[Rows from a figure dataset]
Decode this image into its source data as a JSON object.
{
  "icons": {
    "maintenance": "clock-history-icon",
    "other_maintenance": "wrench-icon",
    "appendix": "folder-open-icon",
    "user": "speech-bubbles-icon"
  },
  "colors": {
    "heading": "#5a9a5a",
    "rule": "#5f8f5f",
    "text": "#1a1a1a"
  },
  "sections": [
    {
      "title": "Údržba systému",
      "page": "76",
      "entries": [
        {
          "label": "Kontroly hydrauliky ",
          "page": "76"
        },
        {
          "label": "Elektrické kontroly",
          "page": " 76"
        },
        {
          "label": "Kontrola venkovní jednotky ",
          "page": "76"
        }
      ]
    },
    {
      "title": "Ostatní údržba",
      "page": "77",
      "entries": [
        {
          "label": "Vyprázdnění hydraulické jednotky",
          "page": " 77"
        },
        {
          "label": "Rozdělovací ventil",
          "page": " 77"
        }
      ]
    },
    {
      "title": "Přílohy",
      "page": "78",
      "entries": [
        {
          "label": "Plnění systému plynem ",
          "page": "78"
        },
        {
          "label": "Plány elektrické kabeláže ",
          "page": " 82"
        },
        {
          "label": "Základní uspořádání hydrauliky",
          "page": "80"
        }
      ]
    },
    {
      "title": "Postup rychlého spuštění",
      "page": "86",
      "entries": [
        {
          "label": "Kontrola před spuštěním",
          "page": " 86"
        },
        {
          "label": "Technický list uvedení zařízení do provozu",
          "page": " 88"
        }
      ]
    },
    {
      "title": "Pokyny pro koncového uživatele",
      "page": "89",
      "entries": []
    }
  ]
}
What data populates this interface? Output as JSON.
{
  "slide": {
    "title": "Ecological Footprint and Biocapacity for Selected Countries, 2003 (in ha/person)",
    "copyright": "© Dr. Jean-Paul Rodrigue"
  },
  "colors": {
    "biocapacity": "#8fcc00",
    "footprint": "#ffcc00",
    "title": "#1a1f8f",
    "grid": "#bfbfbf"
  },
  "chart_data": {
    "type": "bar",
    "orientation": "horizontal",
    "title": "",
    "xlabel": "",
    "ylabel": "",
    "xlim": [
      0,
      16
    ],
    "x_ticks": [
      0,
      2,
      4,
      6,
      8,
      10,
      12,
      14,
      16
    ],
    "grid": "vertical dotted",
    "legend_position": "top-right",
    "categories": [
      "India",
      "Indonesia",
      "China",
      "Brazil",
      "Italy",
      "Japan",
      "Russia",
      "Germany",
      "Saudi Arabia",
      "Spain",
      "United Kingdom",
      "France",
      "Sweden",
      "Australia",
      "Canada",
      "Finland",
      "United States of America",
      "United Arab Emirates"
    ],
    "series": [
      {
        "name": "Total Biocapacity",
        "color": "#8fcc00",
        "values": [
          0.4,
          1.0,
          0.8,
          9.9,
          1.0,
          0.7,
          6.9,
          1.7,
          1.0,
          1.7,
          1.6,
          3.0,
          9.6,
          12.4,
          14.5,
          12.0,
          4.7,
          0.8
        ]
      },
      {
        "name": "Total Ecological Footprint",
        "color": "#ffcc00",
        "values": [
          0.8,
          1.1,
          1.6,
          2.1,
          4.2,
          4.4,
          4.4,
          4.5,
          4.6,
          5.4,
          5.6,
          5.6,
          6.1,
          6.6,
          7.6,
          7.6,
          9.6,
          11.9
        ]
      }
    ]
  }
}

Task instructions
Provide only the count of lines in the material above that hold the word "hydrauliky".

Answer to the exercise
2